**Dataset entries**:
————————

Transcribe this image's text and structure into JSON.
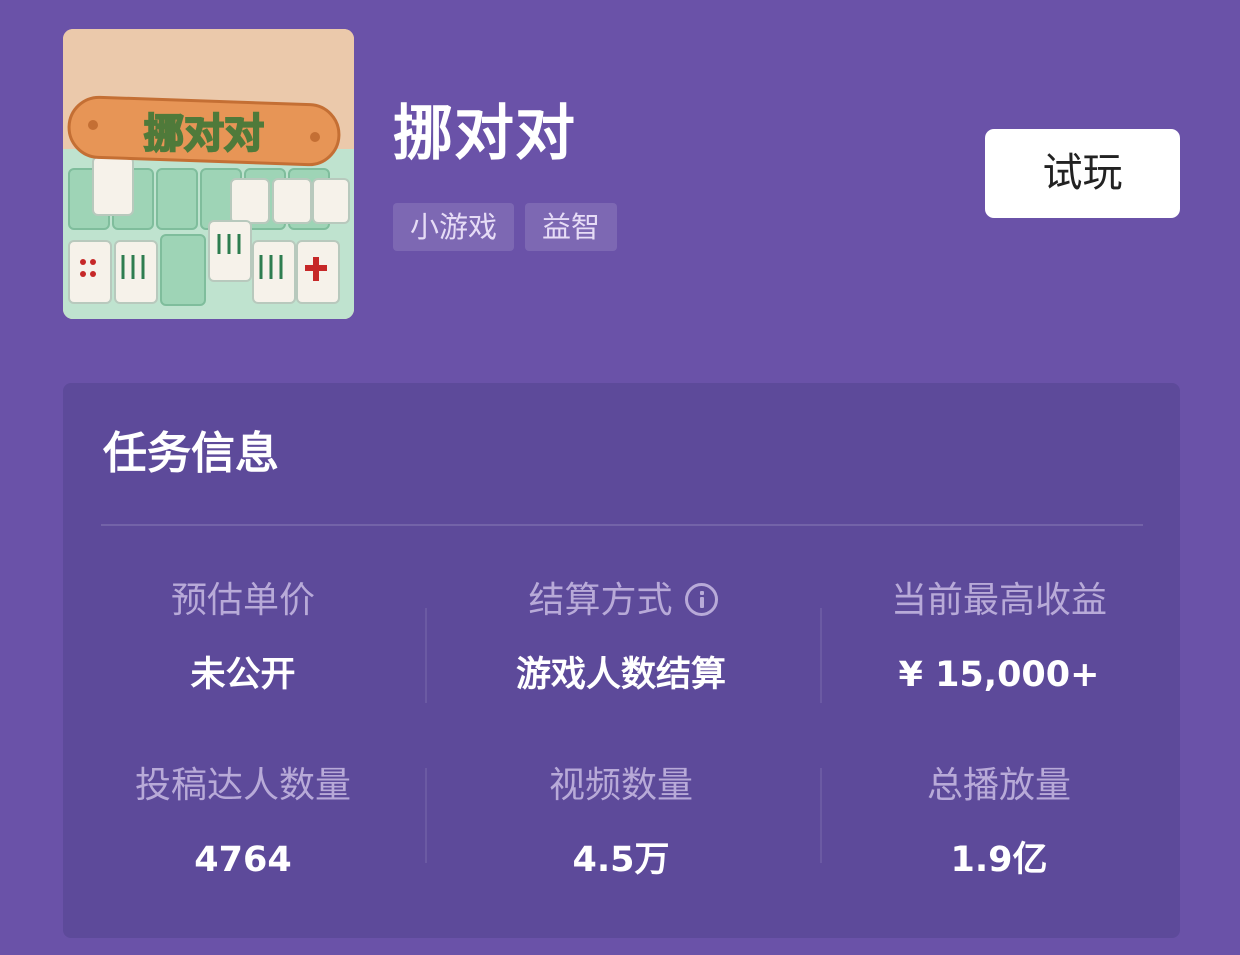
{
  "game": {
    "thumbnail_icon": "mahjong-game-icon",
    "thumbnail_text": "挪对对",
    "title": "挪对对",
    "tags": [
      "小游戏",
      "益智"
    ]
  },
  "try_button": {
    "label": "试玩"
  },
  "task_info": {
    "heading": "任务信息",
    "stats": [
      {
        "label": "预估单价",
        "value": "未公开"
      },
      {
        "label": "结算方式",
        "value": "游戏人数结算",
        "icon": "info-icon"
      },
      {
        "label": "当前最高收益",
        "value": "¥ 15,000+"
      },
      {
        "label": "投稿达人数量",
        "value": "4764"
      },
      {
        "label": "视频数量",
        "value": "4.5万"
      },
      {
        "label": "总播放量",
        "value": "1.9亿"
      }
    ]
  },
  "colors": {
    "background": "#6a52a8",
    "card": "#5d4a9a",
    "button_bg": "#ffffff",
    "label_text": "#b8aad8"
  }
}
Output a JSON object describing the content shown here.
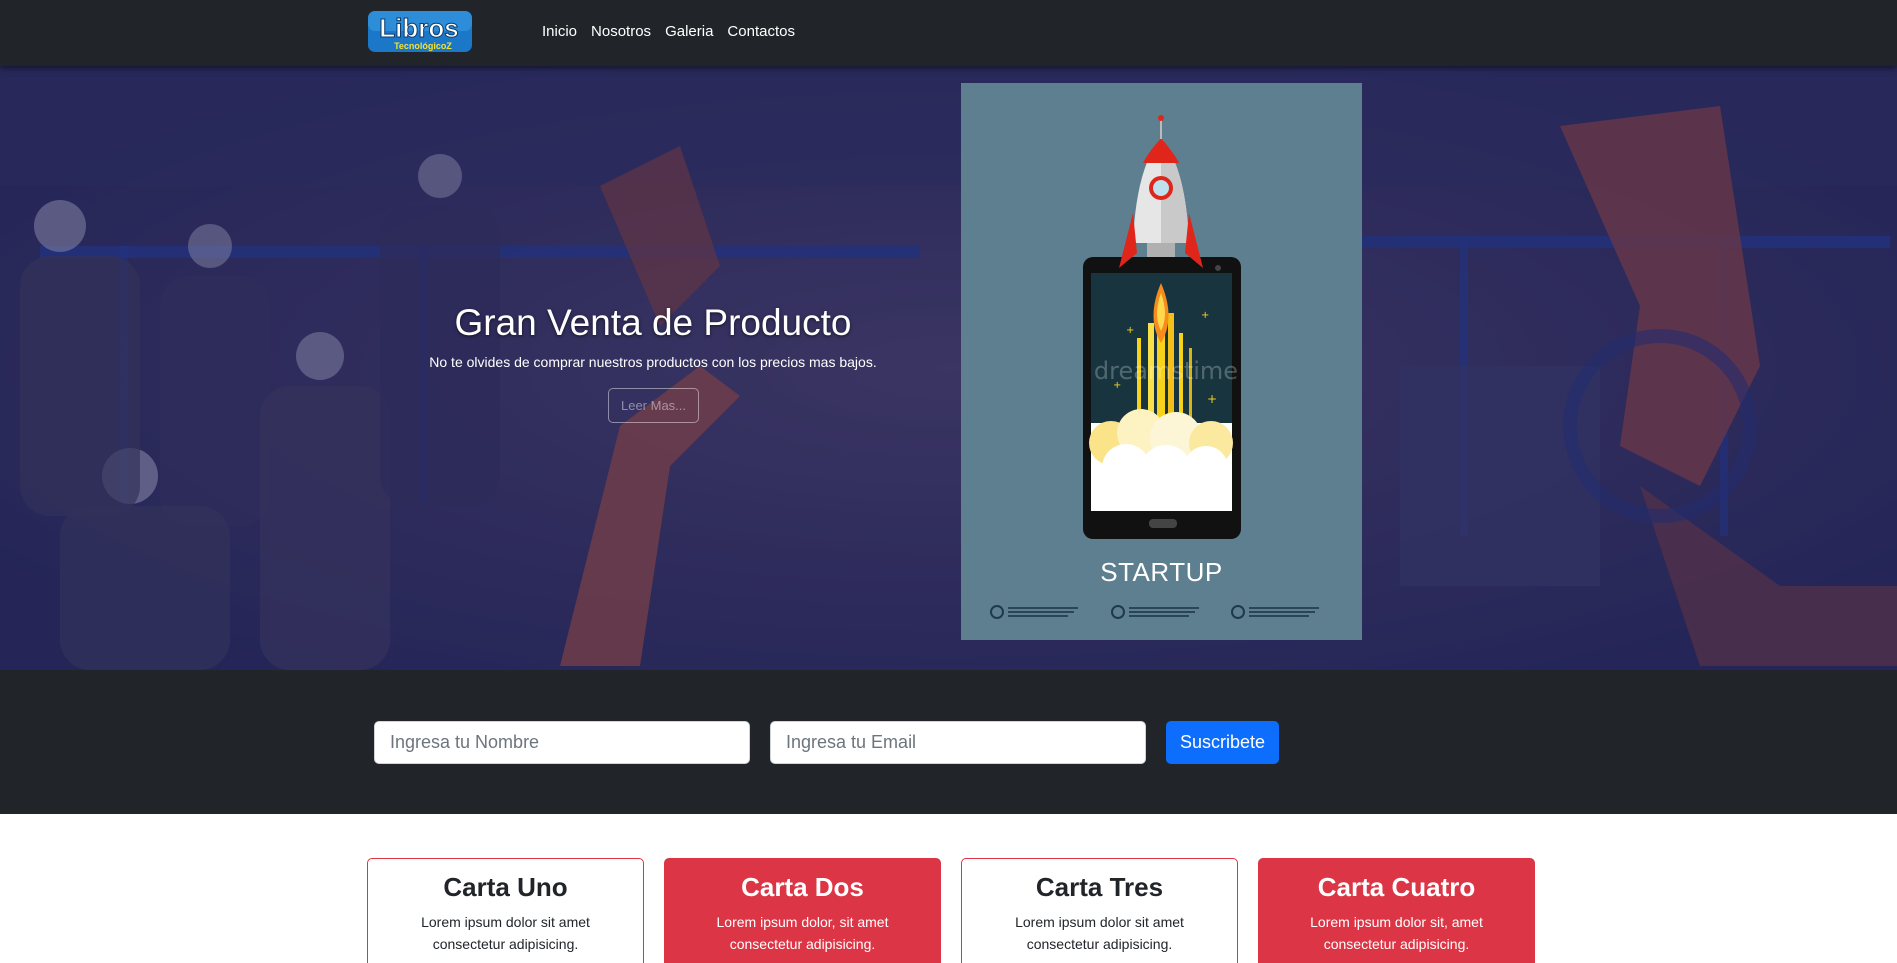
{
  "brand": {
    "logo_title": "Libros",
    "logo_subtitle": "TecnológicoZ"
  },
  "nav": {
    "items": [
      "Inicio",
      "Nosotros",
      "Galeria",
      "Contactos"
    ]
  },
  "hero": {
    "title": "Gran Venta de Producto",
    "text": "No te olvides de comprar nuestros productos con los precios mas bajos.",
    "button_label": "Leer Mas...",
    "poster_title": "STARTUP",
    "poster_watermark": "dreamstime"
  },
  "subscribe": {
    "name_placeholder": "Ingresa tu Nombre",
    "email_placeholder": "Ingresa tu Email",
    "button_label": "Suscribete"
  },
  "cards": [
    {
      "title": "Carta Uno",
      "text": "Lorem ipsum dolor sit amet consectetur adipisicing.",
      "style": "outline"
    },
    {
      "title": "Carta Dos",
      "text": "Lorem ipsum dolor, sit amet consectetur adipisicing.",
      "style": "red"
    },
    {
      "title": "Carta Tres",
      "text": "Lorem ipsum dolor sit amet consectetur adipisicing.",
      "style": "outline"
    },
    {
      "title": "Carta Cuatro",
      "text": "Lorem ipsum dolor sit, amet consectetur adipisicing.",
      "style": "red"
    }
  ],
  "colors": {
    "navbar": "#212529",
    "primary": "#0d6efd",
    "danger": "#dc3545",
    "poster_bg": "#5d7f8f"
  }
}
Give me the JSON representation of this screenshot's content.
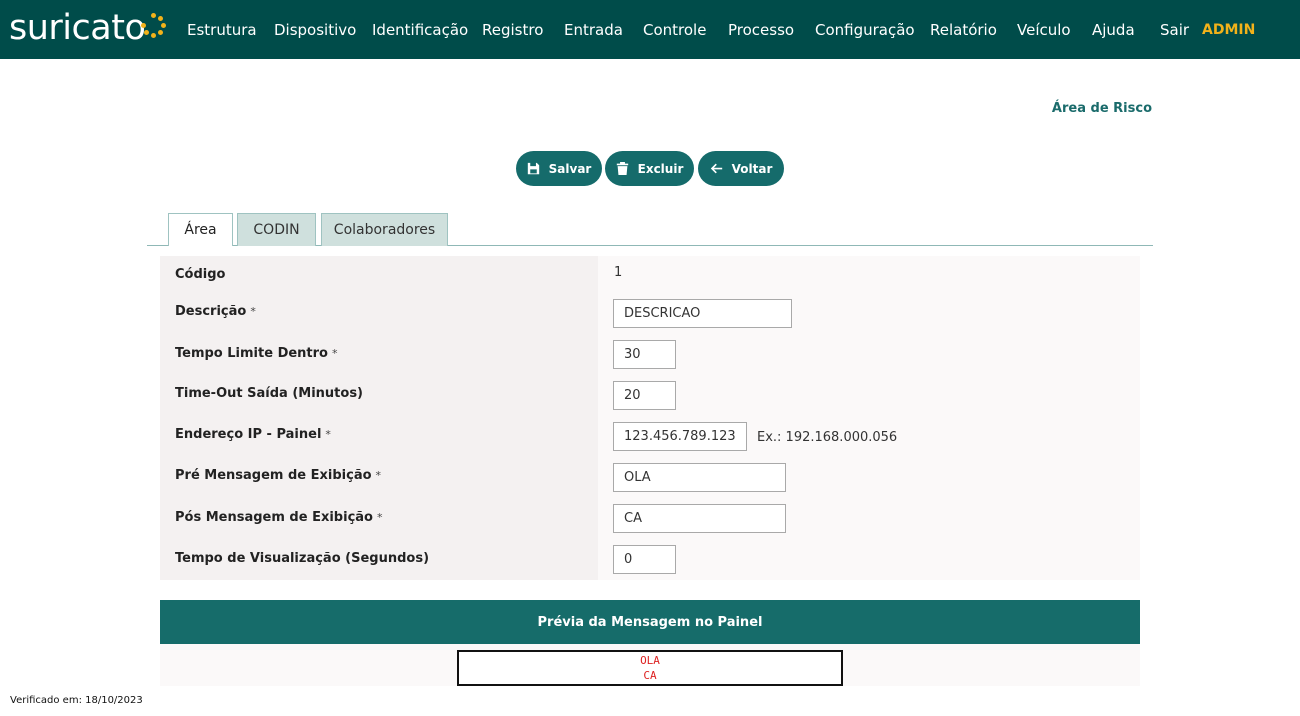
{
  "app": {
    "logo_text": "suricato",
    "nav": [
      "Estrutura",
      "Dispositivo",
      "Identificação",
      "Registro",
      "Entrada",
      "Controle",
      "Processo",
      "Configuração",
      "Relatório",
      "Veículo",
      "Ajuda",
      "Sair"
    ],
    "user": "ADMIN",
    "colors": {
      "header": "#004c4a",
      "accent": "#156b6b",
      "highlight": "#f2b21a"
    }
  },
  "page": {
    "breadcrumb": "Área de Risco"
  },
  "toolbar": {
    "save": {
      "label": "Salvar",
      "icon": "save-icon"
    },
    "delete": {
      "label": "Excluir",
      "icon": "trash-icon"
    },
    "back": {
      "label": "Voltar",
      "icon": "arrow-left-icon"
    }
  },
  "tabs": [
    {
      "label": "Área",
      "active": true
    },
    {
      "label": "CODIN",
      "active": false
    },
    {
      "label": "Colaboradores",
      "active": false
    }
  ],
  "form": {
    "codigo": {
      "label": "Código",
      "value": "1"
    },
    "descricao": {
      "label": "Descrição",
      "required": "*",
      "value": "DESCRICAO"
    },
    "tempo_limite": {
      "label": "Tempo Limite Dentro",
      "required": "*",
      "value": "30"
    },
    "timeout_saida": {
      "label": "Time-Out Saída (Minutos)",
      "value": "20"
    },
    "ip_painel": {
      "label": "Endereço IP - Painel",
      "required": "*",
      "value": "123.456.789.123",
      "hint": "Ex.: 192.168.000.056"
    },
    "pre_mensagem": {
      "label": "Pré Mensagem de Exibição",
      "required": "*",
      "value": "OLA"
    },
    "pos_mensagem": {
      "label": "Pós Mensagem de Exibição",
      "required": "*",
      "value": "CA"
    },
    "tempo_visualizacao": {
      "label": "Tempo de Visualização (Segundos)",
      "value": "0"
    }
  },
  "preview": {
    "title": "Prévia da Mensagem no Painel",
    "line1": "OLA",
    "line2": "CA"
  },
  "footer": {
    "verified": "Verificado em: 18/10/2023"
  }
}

————————

**Directive**: Leave out the pictures and print every line of the data exactly.

**Task answer**:
Transcribe this image's text and structure into JSON.
{
  "game": {
    "thumbnail_icon": "mahjong-game-icon",
    "thumbnail_text": "挪对对",
    "title": "挪对对",
    "tags": [
      "小游戏",
      "益智"
    ]
  },
  "try_button": {
    "label": "试玩"
  },
  "task_info": {
    "heading": "任务信息",
    "stats": [
      {
        "label": "预估单价",
        "value": "未公开"
      },
      {
        "label": "结算方式",
        "value": "游戏人数结算",
        "icon": "info-icon"
      },
      {
        "label": "当前最高收益",
        "value": "¥ 15,000+"
      },
      {
        "label": "投稿达人数量",
        "value": "4764"
      },
      {
        "label": "视频数量",
        "value": "4.5万"
      },
      {
        "label": "总播放量",
        "value": "1.9亿"
      }
    ]
  },
  "colors": {
    "background": "#6a52a8",
    "card": "#5d4a9a",
    "button_bg": "#ffffff",
    "label_text": "#b8aad8"
  }
}
Output a JSON object describing the content shown here.
{
  "brand": {
    "logo_title": "Libros",
    "logo_subtitle": "TecnológicoZ"
  },
  "nav": {
    "items": [
      "Inicio",
      "Nosotros",
      "Galeria",
      "Contactos"
    ]
  },
  "hero": {
    "title": "Gran Venta de Producto",
    "text": "No te olvides de comprar nuestros productos con los precios mas bajos.",
    "button_label": "Leer Mas...",
    "poster_title": "STARTUP",
    "poster_watermark": "dreamstime"
  },
  "subscribe": {
    "name_placeholder": "Ingresa tu Nombre",
    "email_placeholder": "Ingresa tu Email",
    "button_label": "Suscribete"
  },
  "cards": [
    {
      "title": "Carta Uno",
      "text": "Lorem ipsum dolor sit amet consectetur adipisicing.",
      "style": "outline"
    },
    {
      "title": "Carta Dos",
      "text": "Lorem ipsum dolor, sit amet consectetur adipisicing.",
      "style": "red"
    },
    {
      "title": "Carta Tres",
      "text": "Lorem ipsum dolor sit amet consectetur adipisicing.",
      "style": "outline"
    },
    {
      "title": "Carta Cuatro",
      "text": "Lorem ipsum dolor sit, amet consectetur adipisicing.",
      "style": "red"
    }
  ],
  "colors": {
    "navbar": "#212529",
    "primary": "#0d6efd",
    "danger": "#dc3545",
    "poster_bg": "#5d7f8f"
  }
}
Give me the JSON representation of this screenshot's content.
{
  "app": {
    "logo_text": "suricato",
    "nav": [
      "Estrutura",
      "Dispositivo",
      "Identificação",
      "Registro",
      "Entrada",
      "Controle",
      "Processo",
      "Configuração",
      "Relatório",
      "Veículo",
      "Ajuda",
      "Sair"
    ],
    "user": "ADMIN",
    "colors": {
      "header": "#004c4a",
      "accent": "#156b6b",
      "highlight": "#f2b21a"
    }
  },
  "page": {
    "breadcrumb": "Área de Risco"
  },
  "toolbar": {
    "save": {
      "label": "Salvar",
      "icon": "save-icon"
    },
    "delete": {
      "label": "Excluir",
      "icon": "trash-icon"
    },
    "back": {
      "label": "Voltar",
      "icon": "arrow-left-icon"
    }
  },
  "tabs": [
    {
      "label": "Área",
      "active": true
    },
    {
      "label": "CODIN",
      "active": false
    },
    {
      "label": "Colaboradores",
      "active": false
    }
  ],
  "form": {
    "codigo": {
      "label": "Código",
      "value": "1"
    },
    "descricao": {
      "label": "Descrição",
      "required": "*",
      "value": "DESCRICAO"
    },
    "tempo_limite": {
      "label": "Tempo Limite Dentro",
      "required": "*",
      "value": "30"
    },
    "timeout_saida": {
      "label": "Time-Out Saída (Minutos)",
      "value": "20"
    },
    "ip_painel": {
      "label": "Endereço IP - Painel",
      "required": "*",
      "value": "123.456.789.123",
      "hint": "Ex.: 192.168.000.056"
    },
    "pre_mensagem": {
      "label": "Pré Mensagem de Exibição",
      "required": "*",
      "value": "OLA"
    },
    "pos_mensagem": {
      "label": "Pós Mensagem de Exibição",
      "required": "*",
      "value": "CA"
    },
    "tempo_visualizacao": {
      "label": "Tempo de Visualização (Segundos)",
      "value": "0"
    }
  },
  "preview": {
    "title": "Prévia da Mensagem no Painel",
    "line1": "OLA",
    "line2": "CA"
  },
  "footer": {
    "verified": "Verificado em: 18/10/2023"
  }
}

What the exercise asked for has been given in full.